WORK TO COMPLETE: All of the data should be repeated exactly; pictures are not part of the copy.

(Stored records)

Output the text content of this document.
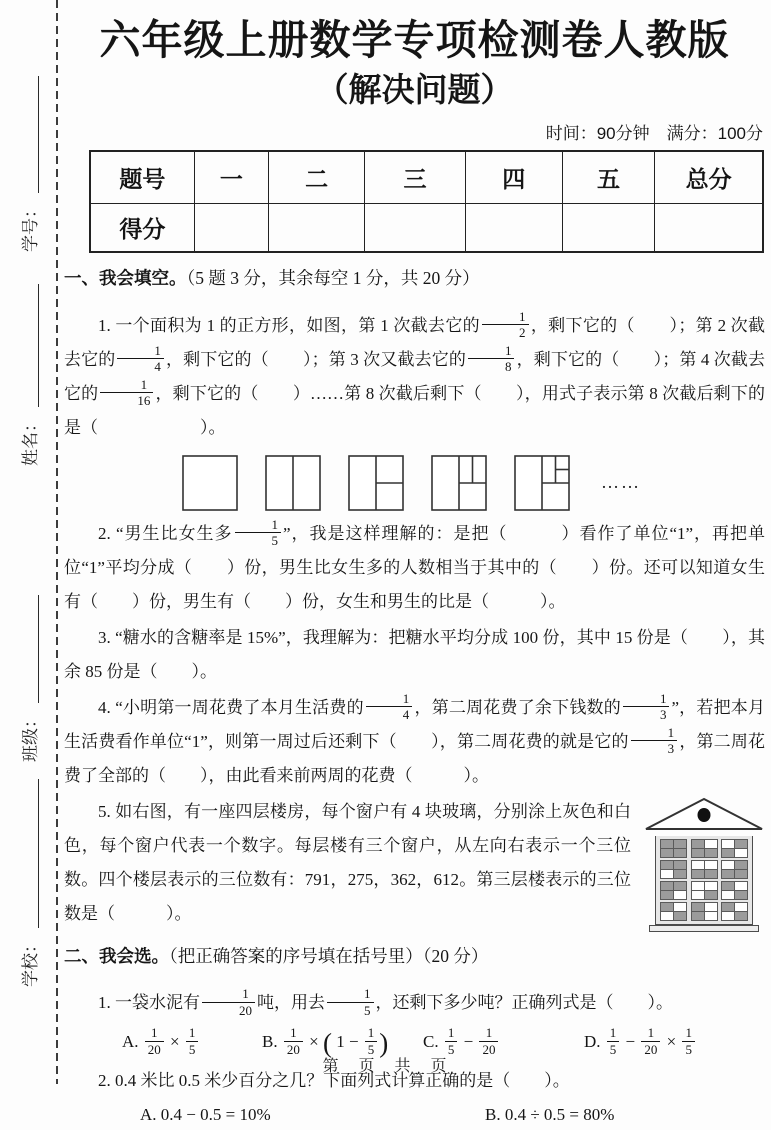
学号：
姓名：
班级：
学校：
六年级上册数学专项检测卷人教版
（解决问题）
时间：90分钟　满分：100分
题号	一	二	三	四	五	总分
得分						

一、我会填空。（5 题 3 分，其余每空 1 分，共 20 分）

1. 一个面积为 1 的正方形，如图，第 1 次截去它的 $\frac{1}{2}$ ，剩下它的（　　）；第 2 次截去它的 $\frac{1}{4}$ ，剩下它的（　　）；第 3 次又截去它的 $\frac{1}{8}$ ，剩下它的（　　）；第 4 次截去它的 $\frac{1}{16}$ ，剩下它的（　　）……第 8 次截后剩下（　　），用式子表示第 8 次截后剩下的是（　　　　　　）。

……

2. “男生比女生多 $\frac{1}{5}$ ”，我是这样理解的：是把（　　　）看作了单位“1”，再把单位“1”平均分成（　　）份，男生比女生多的人数相当于其中的（　　）份。还可以知道女生有（　　）份，男生有（　　）份，女生和男生的比是（　　　）。

3. “糖水的含糖率是 15%”，我理解为：把糖水平均分成 100 份，其中 15 份是（　　），其余 85 份是（　　）。

4. “小明第一周花费了本月生活费的 $\frac{1}{4}$ ，第二周花费了余下钱数的 $\frac{1}{3}$ ”，若把本月生活费看作单位“1”，则第一周过后还剩下（　　），第二周花费的就是它的 $\frac{1}{3}$ ，第二周花费了全部的（　　），由此看来前两周的花费（　　　）。

5. 如右图，有一座四层楼房，每个窗户有 4 块玻璃，分别涂上灰色和白色，每个窗户代表一个数字。每层楼有三个窗户，从左向右表示一个三位数。四个楼层表示的三位数有：791，275，362，612。第三层楼表示的三位数是（　　　）。

二、我会选。（把正确答案的序号填在括号里）（20 分）

1. 一袋水泥有 $\frac{1}{20}$ 吨，用去 $\frac{1}{5}$ ，还剩下多少吨？正确列式是（　　）。

A. $\frac{1}{20} \times \frac{1}{5}$	B. $\frac{1}{20}$ × ( $1 - \frac{1}{5}$ )	C. $\frac{1}{5} - \frac{1}{20}$	D. $\frac{1}{5} - \frac{1}{20} \times \frac{1}{5}$

2. 0.4 米比 0.5 米少百分之几？下面列式计算正确的是（　　）。

A. 0.4 − 0.5 = 10%	B. 0.4 ÷ 0.5 = 80%
第　页　共　页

TASK ANSWER:
Output the text content of this document.
学号：
姓名：
班级：
学校：
六年级上册数学专项检测卷人教版
（解决问题）
时间：90分钟　满分：100分
题号	一	二	三	四	五	总分
得分						

一、我会填空。（5 题 3 分，其余每空 1 分，共 20 分）

1. 一个面积为 1 的正方形，如图，第 1 次截去它的 $\frac{1}{2}$ ，剩下它的（　　）；第 2 次截去它的 $\frac{1}{4}$ ，剩下它的（　　）；第 3 次又截去它的 $\frac{1}{8}$ ，剩下它的（　　）；第 4 次截去它的 $\frac{1}{16}$ ，剩下它的（　　）……第 8 次截后剩下（　　），用式子表示第 8 次截后剩下的是（　　　　　　）。

……

2. “男生比女生多 $\frac{1}{5}$ ”，我是这样理解的：是把（　　　）看作了单位“1”，再把单位“1”平均分成（　　）份，男生比女生多的人数相当于其中的（　　）份。还可以知道女生有（　　）份，男生有（　　）份，女生和男生的比是（　　　）。

3. “糖水的含糖率是 15%”，我理解为：把糖水平均分成 100 份，其中 15 份是（　　），其余 85 份是（　　）。

4. “小明第一周花费了本月生活费的 $\frac{1}{4}$ ，第二周花费了余下钱数的 $\frac{1}{3}$ ”，若把本月生活费看作单位“1”，则第一周过后还剩下（　　），第二周花费的就是它的 $\frac{1}{3}$ ，第二周花费了全部的（　　），由此看来前两周的花费（　　　）。

5. 如右图，有一座四层楼房，每个窗户有 4 块玻璃，分别涂上灰色和白色，每个窗户代表一个数字。每层楼有三个窗户，从左向右表示一个三位数。四个楼层表示的三位数有：791，275，362，612。第三层楼表示的三位数是（　　　）。

二、我会选。（把正确答案的序号填在括号里）（20 分）

1. 一袋水泥有 $\frac{1}{20}$ 吨，用去 $\frac{1}{5}$ ，还剩下多少吨？正确列式是（　　）。

A. $\frac{1}{20} \times \frac{1}{5}$	B. $\frac{1}{20}$ × ( $1 - \frac{1}{5}$ )	C. $\frac{1}{5} - \frac{1}{20}$	D. $\frac{1}{5} - \frac{1}{20} \times \frac{1}{5}$

2. 0.4 米比 0.5 米少百分之几？下面列式计算正确的是（　　）。

A. 0.4 − 0.5 = 10%	B. 0.4 ÷ 0.5 = 80%
第　页　共　页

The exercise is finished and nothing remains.